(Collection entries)
— Start —
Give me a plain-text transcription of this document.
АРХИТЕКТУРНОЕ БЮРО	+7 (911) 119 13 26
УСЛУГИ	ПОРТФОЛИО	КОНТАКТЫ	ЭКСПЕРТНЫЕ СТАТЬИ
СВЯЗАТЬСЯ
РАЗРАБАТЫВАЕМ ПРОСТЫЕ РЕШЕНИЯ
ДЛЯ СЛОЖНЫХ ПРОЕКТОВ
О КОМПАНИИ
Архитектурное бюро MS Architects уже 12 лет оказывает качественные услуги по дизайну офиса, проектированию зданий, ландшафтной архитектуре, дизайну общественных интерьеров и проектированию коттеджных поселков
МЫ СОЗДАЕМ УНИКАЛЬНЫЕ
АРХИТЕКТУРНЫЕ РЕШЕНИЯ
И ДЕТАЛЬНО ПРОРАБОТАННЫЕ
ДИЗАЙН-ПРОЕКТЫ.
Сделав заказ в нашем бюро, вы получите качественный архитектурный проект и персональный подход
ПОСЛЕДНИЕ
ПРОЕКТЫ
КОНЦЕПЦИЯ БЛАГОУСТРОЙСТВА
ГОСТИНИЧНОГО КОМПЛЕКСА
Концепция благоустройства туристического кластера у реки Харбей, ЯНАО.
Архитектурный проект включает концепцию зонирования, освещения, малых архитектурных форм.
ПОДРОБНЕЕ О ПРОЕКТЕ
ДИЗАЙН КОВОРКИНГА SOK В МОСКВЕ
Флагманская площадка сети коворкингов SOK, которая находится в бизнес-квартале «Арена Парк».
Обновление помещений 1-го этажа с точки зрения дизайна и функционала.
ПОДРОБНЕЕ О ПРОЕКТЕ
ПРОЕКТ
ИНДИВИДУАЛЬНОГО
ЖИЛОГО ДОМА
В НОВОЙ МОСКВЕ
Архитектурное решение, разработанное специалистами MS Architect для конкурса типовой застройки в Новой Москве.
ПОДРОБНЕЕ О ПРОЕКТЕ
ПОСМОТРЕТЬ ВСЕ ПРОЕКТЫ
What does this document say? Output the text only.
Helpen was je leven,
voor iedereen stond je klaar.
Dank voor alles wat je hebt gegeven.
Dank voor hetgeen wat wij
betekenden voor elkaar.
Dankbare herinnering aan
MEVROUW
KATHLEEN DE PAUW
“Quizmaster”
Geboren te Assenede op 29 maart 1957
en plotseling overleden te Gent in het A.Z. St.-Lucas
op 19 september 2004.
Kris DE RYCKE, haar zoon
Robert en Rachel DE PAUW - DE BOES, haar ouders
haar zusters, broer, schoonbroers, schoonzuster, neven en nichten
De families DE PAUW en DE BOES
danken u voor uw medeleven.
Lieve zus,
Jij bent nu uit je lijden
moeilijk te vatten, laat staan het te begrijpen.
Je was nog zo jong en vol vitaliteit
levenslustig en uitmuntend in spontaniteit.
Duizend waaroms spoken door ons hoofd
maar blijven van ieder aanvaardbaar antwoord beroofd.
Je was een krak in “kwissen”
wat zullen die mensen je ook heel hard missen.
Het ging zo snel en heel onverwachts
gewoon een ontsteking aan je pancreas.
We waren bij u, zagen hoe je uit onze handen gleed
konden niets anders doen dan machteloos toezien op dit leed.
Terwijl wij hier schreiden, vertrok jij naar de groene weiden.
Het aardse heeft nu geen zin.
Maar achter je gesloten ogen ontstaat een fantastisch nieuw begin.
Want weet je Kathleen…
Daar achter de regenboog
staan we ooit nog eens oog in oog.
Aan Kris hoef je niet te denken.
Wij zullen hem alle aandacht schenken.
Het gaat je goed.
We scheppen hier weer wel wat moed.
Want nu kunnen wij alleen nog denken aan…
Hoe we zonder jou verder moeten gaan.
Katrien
— End —
→ **What to do**: Reproduce each entry above exactly, keeping every word.

→ **Task response**:
Give me a plain-text transcription of this document.
АРХИТЕКТУРНОЕ БЮРО	+7 (911) 119 13 26
УСЛУГИ	ПОРТФОЛИО	КОНТАКТЫ	ЭКСПЕРТНЫЕ СТАТЬИ
СВЯЗАТЬСЯ
РАЗРАБАТЫВАЕМ ПРОСТЫЕ РЕШЕНИЯ
ДЛЯ СЛОЖНЫХ ПРОЕКТОВ
О КОМПАНИИ
Архитектурное бюро MS Architects уже 12 лет оказывает качественные услуги по дизайну офиса, проектированию зданий, ландшафтной архитектуре, дизайну общественных интерьеров и проектированию коттеджных поселков
МЫ СОЗДАЕМ УНИКАЛЬНЫЕ
АРХИТЕКТУРНЫЕ РЕШЕНИЯ
И ДЕТАЛЬНО ПРОРАБОТАННЫЕ
ДИЗАЙН-ПРОЕКТЫ.
Сделав заказ в нашем бюро, вы получите качественный архитектурный проект и персональный подход
ПОСЛЕДНИЕ
ПРОЕКТЫ
КОНЦЕПЦИЯ БЛАГОУСТРОЙСТВА
ГОСТИНИЧНОГО КОМПЛЕКСА
Концепция благоустройства туристического кластера у реки Харбей, ЯНАО.
Архитектурный проект включает концепцию зонирования, освещения, малых архитектурных форм.
ПОДРОБНЕЕ О ПРОЕКТЕ
ДИЗАЙН КОВОРКИНГА SOK В МОСКВЕ
Флагманская площадка сети коворкингов SOK, которая находится в бизнес-квартале «Арена Парк».
Обновление помещений 1-го этажа с точки зрения дизайна и функционала.
ПОДРОБНЕЕ О ПРОЕКТЕ
ПРОЕКТ
ИНДИВИДУАЛЬНОГО
ЖИЛОГО ДОМА
В НОВОЙ МОСКВЕ
Архитектурное решение, разработанное специалистами MS Architect для конкурса типовой застройки в Новой Москве.
ПОДРОБНЕЕ О ПРОЕКТЕ
ПОСМОТРЕТЬ ВСЕ ПРОЕКТЫ
What does this document say? Output the text only.
Helpen was je leven,
voor iedereen stond je klaar.
Dank voor alles wat je hebt gegeven.
Dank voor hetgeen wat wij
betekenden voor elkaar.
Dankbare herinnering aan
MEVROUW
KATHLEEN DE PAUW
“Quizmaster”
Geboren te Assenede op 29 maart 1957
en plotseling overleden te Gent in het A.Z. St.-Lucas
op 19 september 2004.
Kris DE RYCKE, haar zoon
Robert en Rachel DE PAUW - DE BOES, haar ouders
haar zusters, broer, schoonbroers, schoonzuster, neven en nichten
De families DE PAUW en DE BOES
danken u voor uw medeleven.
Lieve zus,
Jij bent nu uit je lijden
moeilijk te vatten, laat staan het te begrijpen.
Je was nog zo jong en vol vitaliteit
levenslustig en uitmuntend in spontaniteit.
Duizend waaroms spoken door ons hoofd
maar blijven van ieder aanvaardbaar antwoord beroofd.
Je was een krak in “kwissen”
wat zullen die mensen je ook heel hard missen.
Het ging zo snel en heel onverwachts
gewoon een ontsteking aan je pancreas.
We waren bij u, zagen hoe je uit onze handen gleed
konden niets anders doen dan machteloos toezien op dit leed.
Terwijl wij hier schreiden, vertrok jij naar de groene weiden.
Het aardse heeft nu geen zin.
Maar achter je gesloten ogen ontstaat een fantastisch nieuw begin.
Want weet je Kathleen…
Daar achter de regenboog
staan we ooit nog eens oog in oog.
Aan Kris hoef je niet te denken.
Wij zullen hem alle aandacht schenken.
Het gaat je goed.
We scheppen hier weer wel wat moed.
Want nu kunnen wij alleen nog denken aan…
Hoe we zonder jou verder moeten gaan.
Katrien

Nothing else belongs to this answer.